## AVAILABLE DATA
--- START ---

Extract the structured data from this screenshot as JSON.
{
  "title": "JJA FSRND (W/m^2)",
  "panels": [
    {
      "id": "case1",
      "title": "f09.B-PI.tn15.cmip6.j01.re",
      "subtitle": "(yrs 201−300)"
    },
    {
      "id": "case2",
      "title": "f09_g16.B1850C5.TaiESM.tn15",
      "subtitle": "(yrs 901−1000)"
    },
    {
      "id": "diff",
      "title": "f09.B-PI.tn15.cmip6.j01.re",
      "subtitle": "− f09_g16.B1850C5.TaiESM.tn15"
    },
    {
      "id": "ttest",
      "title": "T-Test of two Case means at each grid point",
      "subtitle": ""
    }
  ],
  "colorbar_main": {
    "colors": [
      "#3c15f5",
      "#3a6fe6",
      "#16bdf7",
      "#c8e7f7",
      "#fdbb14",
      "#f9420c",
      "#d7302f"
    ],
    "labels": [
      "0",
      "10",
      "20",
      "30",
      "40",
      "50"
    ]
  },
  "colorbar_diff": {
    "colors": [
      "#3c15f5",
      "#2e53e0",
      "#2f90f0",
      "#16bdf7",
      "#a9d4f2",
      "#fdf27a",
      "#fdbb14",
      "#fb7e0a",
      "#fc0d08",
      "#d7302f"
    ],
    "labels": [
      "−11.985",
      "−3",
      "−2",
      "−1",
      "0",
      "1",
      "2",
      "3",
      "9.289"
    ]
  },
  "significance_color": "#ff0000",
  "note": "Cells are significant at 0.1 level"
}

--- END ---

Please quote every record above exactly as it appears.

Extract the structured data from this screenshot as JSON.
{
  "title": "JJA FSRND (W/m^2)",
  "panels": [
    {
      "id": "case1",
      "title": "f09.B-PI.tn15.cmip6.j01.re",
      "subtitle": "(yrs 201−300)"
    },
    {
      "id": "case2",
      "title": "f09_g16.B1850C5.TaiESM.tn15",
      "subtitle": "(yrs 901−1000)"
    },
    {
      "id": "diff",
      "title": "f09.B-PI.tn15.cmip6.j01.re",
      "subtitle": "− f09_g16.B1850C5.TaiESM.tn15"
    },
    {
      "id": "ttest",
      "title": "T-Test of two Case means at each grid point",
      "subtitle": ""
    }
  ],
  "colorbar_main": {
    "colors": [
      "#3c15f5",
      "#3a6fe6",
      "#16bdf7",
      "#c8e7f7",
      "#fdbb14",
      "#f9420c",
      "#d7302f"
    ],
    "labels": [
      "0",
      "10",
      "20",
      "30",
      "40",
      "50"
    ]
  },
  "colorbar_diff": {
    "colors": [
      "#3c15f5",
      "#2e53e0",
      "#2f90f0",
      "#16bdf7",
      "#a9d4f2",
      "#fdf27a",
      "#fdbb14",
      "#fb7e0a",
      "#fc0d08",
      "#d7302f"
    ],
    "labels": [
      "−11.985",
      "−3",
      "−2",
      "−1",
      "0",
      "1",
      "2",
      "3",
      "9.289"
    ]
  },
  "significance_color": "#ff0000",
  "note": "Cells are significant at 0.1 level"
}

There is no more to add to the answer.